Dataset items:

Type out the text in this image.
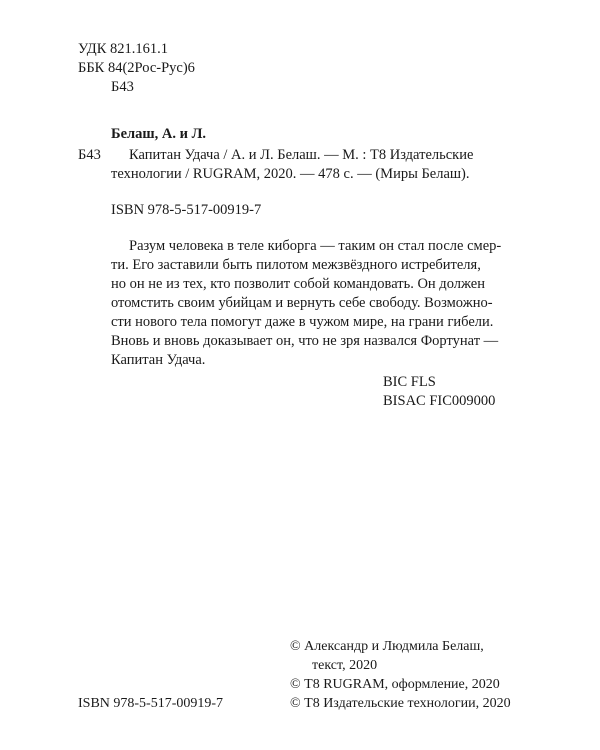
УДК 821.161.1

ББК 84(2Рос-Рус)6

Б43

Белаш, А. и Л.

Б43 Капитан Удача / А. и Л. Белаш. — М. : Т8 Издательские

технологии / RUGRAM, 2020. — 478 с. — (Миры Белаш).

ISBN 978-5-517-00919-7

Разум человека в теле киборга — таким он стал после смер-

ти. Его заставили быть пилотом межзвёздного истребителя,

но он не из тех, кто позволит собой командовать. Он должен

отомстить своим убийцам и вернуть себе свободу. Возможно-

сти нового тела помогут даже в чужом мире, на грани гибели.

Вновь и вновь доказывает он, что не зря назвался Фортунат —

Капитан Удача.

BIC FLS

BISAC FIC009000

© Александр и Людмила Белаш,

текст, 2020

© Т8 RUGRAM, оформление, 2020

© Т8 Издательские технологии, 2020

ISBN 978-5-517-00919-7
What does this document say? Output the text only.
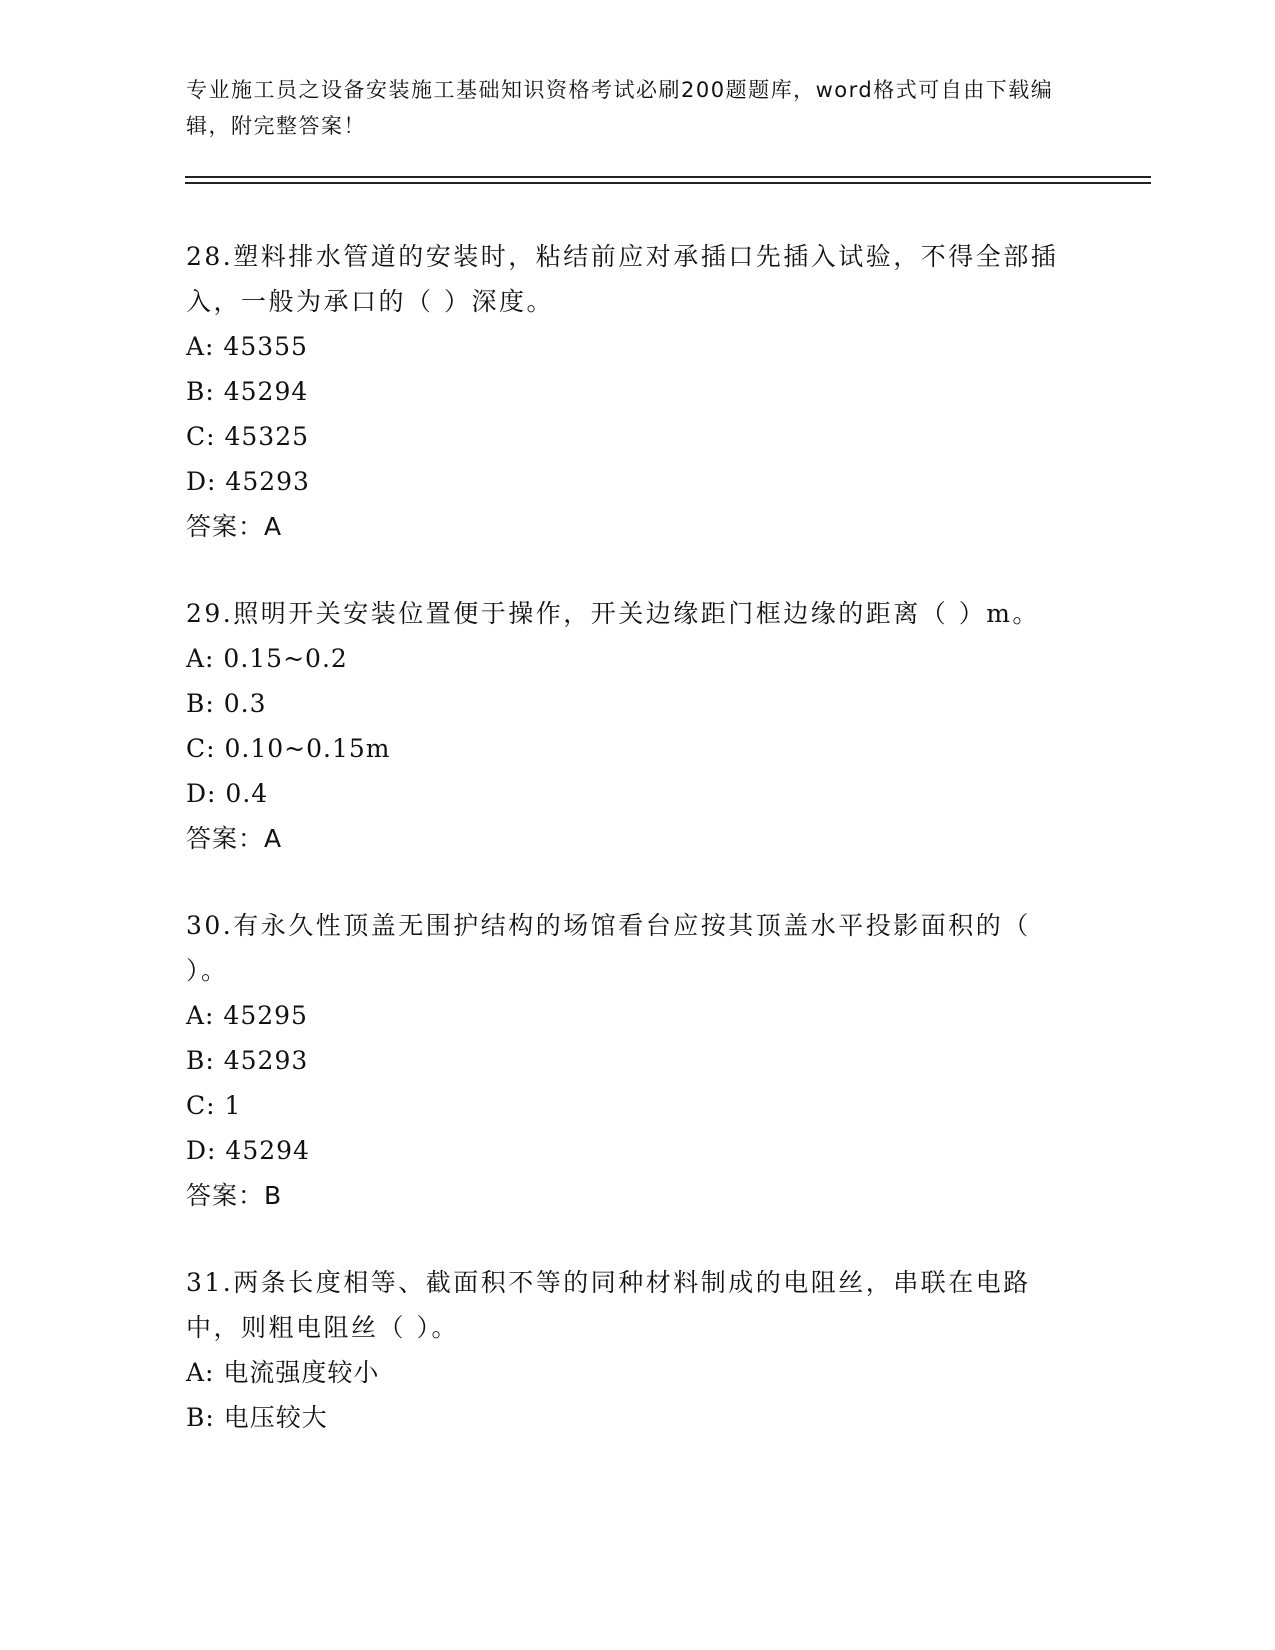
专业施工员之设备安装施工基础知识资格考试必刷200题题库，word格式可自由下载编辑，附完整答案！
28.塑料排水管道的安装时，粘结前应对承插口先插入试验，不得全部插入，一般为承口的（ ）深度。
A: 45355
B: 45294
C: 45325
D: 45293
答案：A
29.照明开关安装位置便于操作，开关边缘距门框边缘的距离（ ）m。
A: 0.15~0.2
B: 0.3
C: 0.10~0.15m
D: 0.4
答案：A
30.有永久性顶盖无围护结构的场馆看台应按其顶盖水平投影面积的（ ）。
A: 45295
B: 45293
C: 1
D: 45294
答案：B
31.两条长度相等、截面积不等的同种材料制成的电阻丝，串联在电路中，则粗电阻丝（ ）。
A: 电流强度较小
B: 电压较大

▸ **PROBLEM DETAILS**
Pull out all lines from the entries above that include the word "text".

▸ **OUTPUT BELOW**
Type out the text in this image.
What does this document say? Output the text only.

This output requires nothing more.